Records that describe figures
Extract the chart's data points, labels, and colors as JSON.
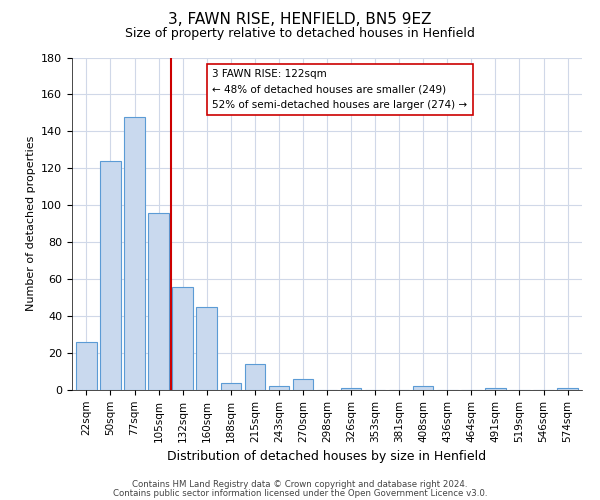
{
  "title": "3, FAWN RISE, HENFIELD, BN5 9EZ",
  "subtitle": "Size of property relative to detached houses in Henfield",
  "xlabel": "Distribution of detached houses by size in Henfield",
  "ylabel": "Number of detached properties",
  "bar_labels": [
    "22sqm",
    "50sqm",
    "77sqm",
    "105sqm",
    "132sqm",
    "160sqm",
    "188sqm",
    "215sqm",
    "243sqm",
    "270sqm",
    "298sqm",
    "326sqm",
    "353sqm",
    "381sqm",
    "408sqm",
    "436sqm",
    "464sqm",
    "491sqm",
    "519sqm",
    "546sqm",
    "574sqm"
  ],
  "bar_heights": [
    26,
    124,
    148,
    96,
    56,
    45,
    4,
    14,
    2,
    6,
    0,
    1,
    0,
    0,
    2,
    0,
    0,
    1,
    0,
    0,
    1
  ],
  "bar_color": "#c9d9ee",
  "bar_edge_color": "#5b9bd5",
  "vline_x": 3.5,
  "vline_color": "#cc0000",
  "annotation_lines": [
    "3 FAWN RISE: 122sqm",
    "← 48% of detached houses are smaller (249)",
    "52% of semi-detached houses are larger (274) →"
  ],
  "ylim": [
    0,
    180
  ],
  "yticks": [
    0,
    20,
    40,
    60,
    80,
    100,
    120,
    140,
    160,
    180
  ],
  "footnote1": "Contains HM Land Registry data © Crown copyright and database right 2024.",
  "footnote2": "Contains public sector information licensed under the Open Government Licence v3.0.",
  "background_color": "#ffffff",
  "grid_color": "#d0d8e8"
}
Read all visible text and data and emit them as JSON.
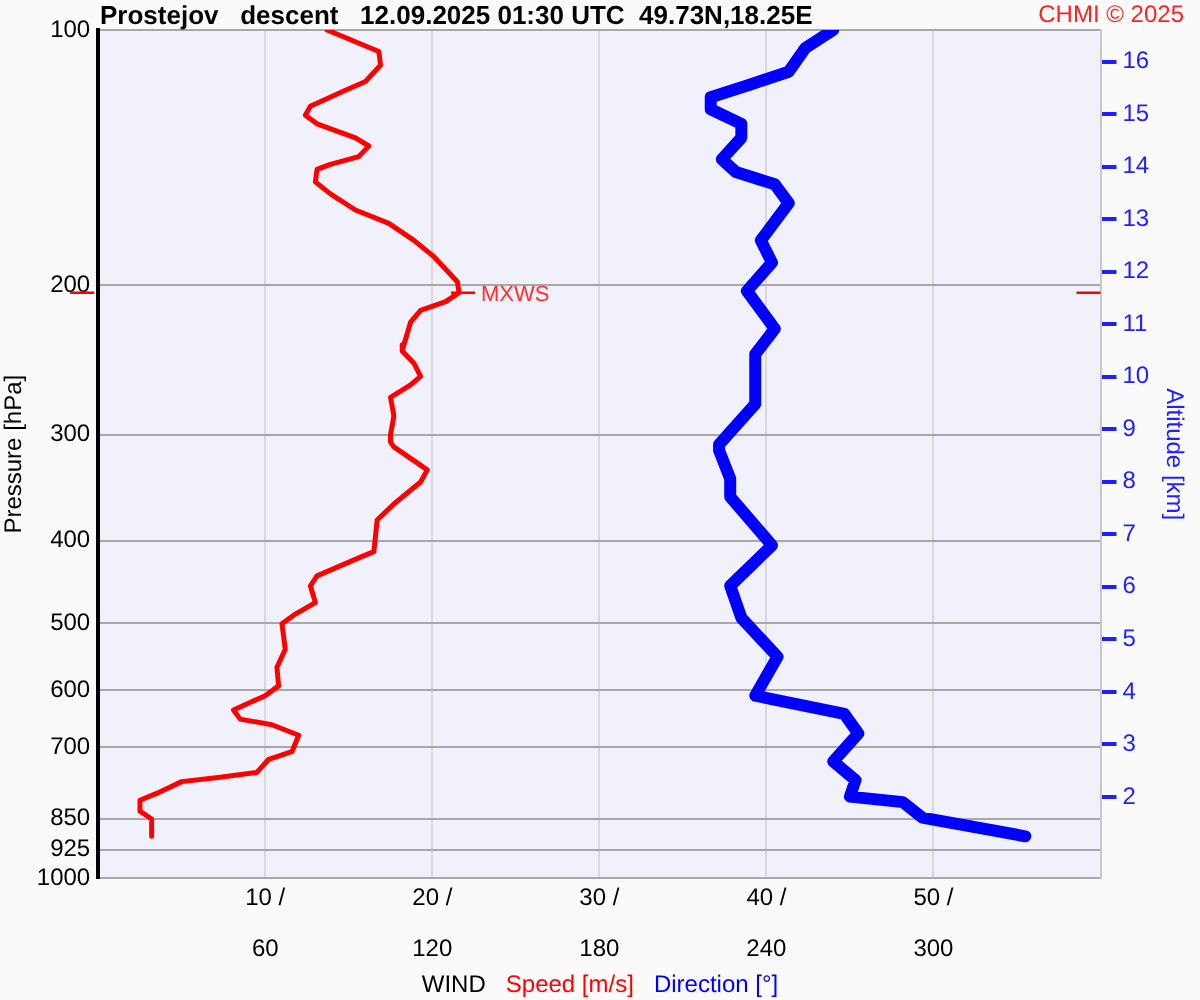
{
  "chart_data": {
    "type": "line",
    "title": "Prostejov   descent   12.09.2025 01:30 UTC  49.73N,18.25E",
    "xlabel": "WIND",
    "ylabel": "Pressure [hPa]",
    "y2label": "Altitude [km]",
    "legend": "bottom",
    "grid": true,
    "annotations": [
      "CHMI © 2025",
      {
        "text": "MXWS",
        "x": 21.6,
        "y": 204
      }
    ],
    "xlim": [
      0,
      60
    ],
    "xticks": [
      {
        "value": 10,
        "label": "10 /"
      },
      {
        "value": 20,
        "label": "20 /"
      },
      {
        "value": 30,
        "label": "30 /"
      },
      {
        "value": 40,
        "label": "40 /"
      },
      {
        "value": 50,
        "label": "50 /"
      }
    ],
    "x2lim": [
      0,
      360
    ],
    "x2ticks": [
      60,
      120,
      180,
      240,
      300
    ],
    "log": "y",
    "ylim": [
      1000,
      100
    ],
    "yticks": [
      100,
      200,
      300,
      400,
      500,
      600,
      700,
      850,
      925,
      1000
    ],
    "y2lim": [
      0.45,
      16.6
    ],
    "y2ticks": [
      2,
      3,
      4,
      5,
      6,
      7,
      8,
      9,
      10,
      11,
      12,
      13,
      14,
      15,
      16
    ],
    "series": [
      {
        "name": "Speed [m/s]",
        "color": "#ff0000",
        "x": [
          13.7,
          16.8,
          16.9,
          16.0,
          14.7,
          12.7,
          12.4,
          13.1,
          15.4,
          16.2,
          15.6,
          13.9,
          13.1,
          13.0,
          13.9,
          15.4,
          17.4,
          18.9,
          20.1,
          21.5,
          21.6,
          20.8,
          19.3,
          18.7,
          18.3,
          18.2,
          18.9,
          19.3,
          18.7,
          17.5,
          17.7,
          17.5,
          17.5,
          17.7,
          19.7,
          19.3,
          17.7,
          16.7,
          16.5,
          15.6,
          13.1,
          12.7,
          13.0,
          11.8,
          11.0,
          11.2,
          10.7,
          10.8,
          10.0,
          8.1,
          8.5,
          10.4,
          12.0,
          11.6,
          10.2,
          9.5,
          7.3,
          5.0,
          3.5,
          2.5,
          2.5,
          3.2,
          3.2
        ],
        "values": [
          100,
          106,
          110,
          115,
          118,
          123,
          126,
          129,
          134,
          137,
          141,
          144,
          146,
          151,
          156,
          163,
          169,
          177,
          185,
          198,
          204,
          209,
          214,
          221,
          235,
          239,
          247,
          256,
          262,
          271,
          285,
          300,
          306,
          310,
          330,
          341,
          362,
          378,
          412,
          419,
          440,
          452,
          473,
          488,
          501,
          537,
          564,
          593,
          609,
          633,
          649,
          659,
          678,
          709,
          724,
          750,
          760,
          769,
          794,
          809,
          833,
          851,
          892
        ]
      },
      {
        "name": "Direction [°]",
        "color": "#0000ff",
        "axis": "x2",
        "x": [
          264,
          254,
          248,
          234,
          220,
          220,
          231,
          231,
          224,
          229,
          243,
          248,
          238,
          242,
          233,
          243,
          236,
          236,
          223,
          223,
          227,
          227,
          242,
          227,
          231,
          244,
          236,
          268,
          273,
          264,
          272,
          270,
          289,
          296,
          333
        ],
        "values": [
          100,
          105,
          112,
          116,
          120,
          124,
          129,
          134,
          142,
          147,
          152,
          160,
          177,
          188,
          203,
          225,
          241,
          276,
          308,
          313,
          338,
          355,
          405,
          452,
          493,
          548,
          609,
          640,
          675,
          728,
          766,
          801,
          813,
          848,
          892
        ]
      }
    ]
  }
}
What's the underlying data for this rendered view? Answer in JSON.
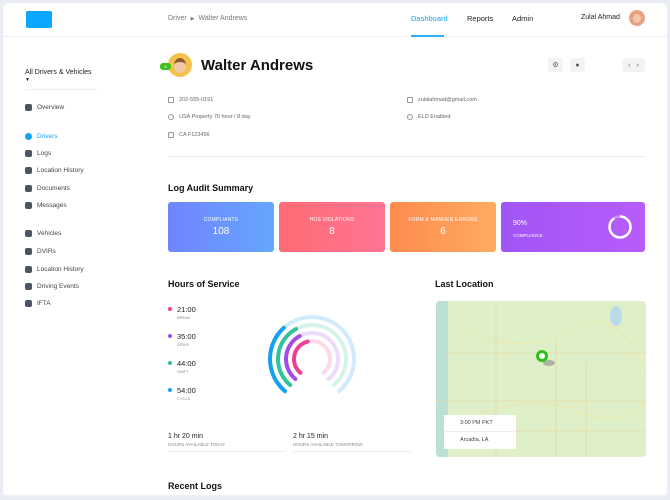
{
  "header": {
    "breadcrumb": [
      "Driver",
      "Walter Andrews"
    ],
    "nav": [
      {
        "label": "Dashboard",
        "active": true
      },
      {
        "label": "Reports"
      },
      {
        "label": "Admin"
      }
    ],
    "user_name": "Zulal Ahmad",
    "brand_color": "#0aa6ff"
  },
  "sidebar": {
    "filter": "All Drivers & Vehicles",
    "items": [
      {
        "label": "Overview",
        "icon": "dashboard-icon"
      },
      {
        "label": "Drivers",
        "icon": "steering-wheel-icon",
        "active": true
      },
      {
        "label": "Logs",
        "icon": "book-icon"
      },
      {
        "label": "Location History",
        "icon": "location-icon"
      },
      {
        "label": "Documents",
        "icon": "document-icon"
      },
      {
        "label": "Messages",
        "icon": "chat-icon"
      },
      {
        "label": "Vehicles",
        "icon": "truck-icon"
      },
      {
        "label": "DVIRs",
        "icon": "wrench-icon"
      },
      {
        "label": "Location History",
        "icon": "location-icon"
      },
      {
        "label": "Driving Events",
        "icon": "events-icon"
      },
      {
        "label": "IFTA",
        "icon": "fuel-icon"
      }
    ]
  },
  "driver": {
    "name": "Walter Andrews",
    "status_badge": "8",
    "phone": "202-555-0191",
    "cycle": "USA Property 70 hour / 8 day",
    "license": "CA F123456",
    "email": "zulalahmad@gmail.com",
    "eld": "ELD Enabled"
  },
  "audit": {
    "title": "Log Audit Summary",
    "cards": [
      {
        "label": "COMPLIANTS",
        "value": "108",
        "color": "#6f8bff"
      },
      {
        "label": "HOS VIOLATIONS",
        "value": "8",
        "color": "#ff6b7a"
      },
      {
        "label": "FORM & MANNER ERRORS",
        "value": "6",
        "color": "#ff9a5a"
      }
    ],
    "compliance": {
      "value": "90%",
      "label": "COMPLIANCE",
      "percent": 90
    }
  },
  "hos": {
    "title": "Hours of Service",
    "items": [
      {
        "value": "21:00",
        "label": "BREAK",
        "color": "#ec3f96",
        "fraction": 0.45
      },
      {
        "value": "35:00",
        "label": "DRIVE",
        "color": "#a24ee6",
        "fraction": 0.4
      },
      {
        "value": "44:00",
        "label": "SHIFT",
        "color": "#32c39a",
        "fraction": 0.4
      },
      {
        "value": "54:00",
        "label": "CYCLE",
        "color": "#14a2f0",
        "fraction": 0.35
      }
    ],
    "today": {
      "value": "1 hr 20 min",
      "label": "HOURS AVAILABLE TODAY"
    },
    "tomorrow": {
      "value": "2 hr 15 min",
      "label": "HOURS AVAILABLE TOMORROW"
    }
  },
  "location": {
    "title": "Last Location",
    "time": "3:00 PM PKT",
    "place": "Arcadia, LA"
  },
  "recent_logs": {
    "title": "Recent Logs"
  }
}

Instruction
In the records above, find the lines containing "xlabel" and copy them.

Right answer
  "xlabel": "Distribution of detached houses by size in Henfield",
    "xlabel": "WIND",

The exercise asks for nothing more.